* Aangeleverde rijen
+--

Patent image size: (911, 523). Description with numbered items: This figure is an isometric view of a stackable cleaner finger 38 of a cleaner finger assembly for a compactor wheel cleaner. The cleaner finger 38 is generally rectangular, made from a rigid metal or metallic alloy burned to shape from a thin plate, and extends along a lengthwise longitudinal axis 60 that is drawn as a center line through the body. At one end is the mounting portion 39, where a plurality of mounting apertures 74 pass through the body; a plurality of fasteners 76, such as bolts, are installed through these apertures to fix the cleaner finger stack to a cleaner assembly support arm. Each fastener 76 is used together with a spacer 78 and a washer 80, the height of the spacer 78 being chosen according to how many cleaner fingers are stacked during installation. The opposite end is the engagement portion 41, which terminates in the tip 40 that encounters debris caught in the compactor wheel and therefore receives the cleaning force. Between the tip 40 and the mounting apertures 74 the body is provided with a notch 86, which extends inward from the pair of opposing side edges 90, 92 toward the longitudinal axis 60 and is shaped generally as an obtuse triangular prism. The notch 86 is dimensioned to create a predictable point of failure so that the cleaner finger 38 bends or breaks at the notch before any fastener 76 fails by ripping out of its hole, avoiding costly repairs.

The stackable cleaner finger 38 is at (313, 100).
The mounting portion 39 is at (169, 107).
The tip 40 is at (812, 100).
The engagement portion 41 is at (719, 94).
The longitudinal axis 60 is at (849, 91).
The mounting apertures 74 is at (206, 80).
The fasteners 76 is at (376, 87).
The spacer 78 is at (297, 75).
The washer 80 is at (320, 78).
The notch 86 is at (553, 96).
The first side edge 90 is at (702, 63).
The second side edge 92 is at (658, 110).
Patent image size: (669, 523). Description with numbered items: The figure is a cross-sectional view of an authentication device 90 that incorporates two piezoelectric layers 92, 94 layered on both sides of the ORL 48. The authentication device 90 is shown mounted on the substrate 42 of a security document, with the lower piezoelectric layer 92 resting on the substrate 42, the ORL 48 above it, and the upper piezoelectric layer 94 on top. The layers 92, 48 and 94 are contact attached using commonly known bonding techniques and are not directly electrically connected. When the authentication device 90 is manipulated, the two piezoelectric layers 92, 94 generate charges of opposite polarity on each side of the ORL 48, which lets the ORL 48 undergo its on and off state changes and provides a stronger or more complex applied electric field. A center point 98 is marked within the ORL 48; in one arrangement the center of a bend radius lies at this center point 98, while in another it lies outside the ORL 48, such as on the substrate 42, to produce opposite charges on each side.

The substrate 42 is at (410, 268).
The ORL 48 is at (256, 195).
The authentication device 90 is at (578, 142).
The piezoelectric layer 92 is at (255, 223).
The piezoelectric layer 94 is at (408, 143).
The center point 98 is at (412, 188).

+--

* Wat wordt gevraagd
Schrijf de rijen hierboven woordelijk over, vanaf de regel met "Patent image size: (669, 523)." tot en met het einde van de rijen.

* Eindantwoord
Patent image size: (669, 523). Description with numbered items: The figure is a cross-sectional view of an authentication device 90 that incorporates two piezoelectric layers 92, 94 layered on both sides of the ORL 48. The authentication device 90 is shown mounted on the substrate 42 of a security document, with the lower piezoelectric layer 92 resting on the substrate 42, the ORL 48 above it, and the upper piezoelectric layer 94 on top. The layers 92, 48 and 94 are contact attached using commonly known bonding techniques and are not directly electrically connected. When the authentication device 90 is manipulated, the two piezoelectric layers 92, 94 generate charges of opposite polarity on each side of the ORL 48, which lets the ORL 48 undergo its on and off state changes and provides a stronger or more complex applied electric field. A center point 98 is marked within the ORL 48; in one arrangement the center of a bend radius lies at this center point 98, while in another it lies outside the ORL 48, such as on the substrate 42, to produce opposite charges on each side.

The substrate 42 is at (410, 268).
The ORL 48 is at (256, 195).
The authentication device 90 is at (578, 142).
The piezoelectric layer 92 is at (255, 223).
The piezoelectric layer 94 is at (408, 143).
The center point 98 is at (412, 188).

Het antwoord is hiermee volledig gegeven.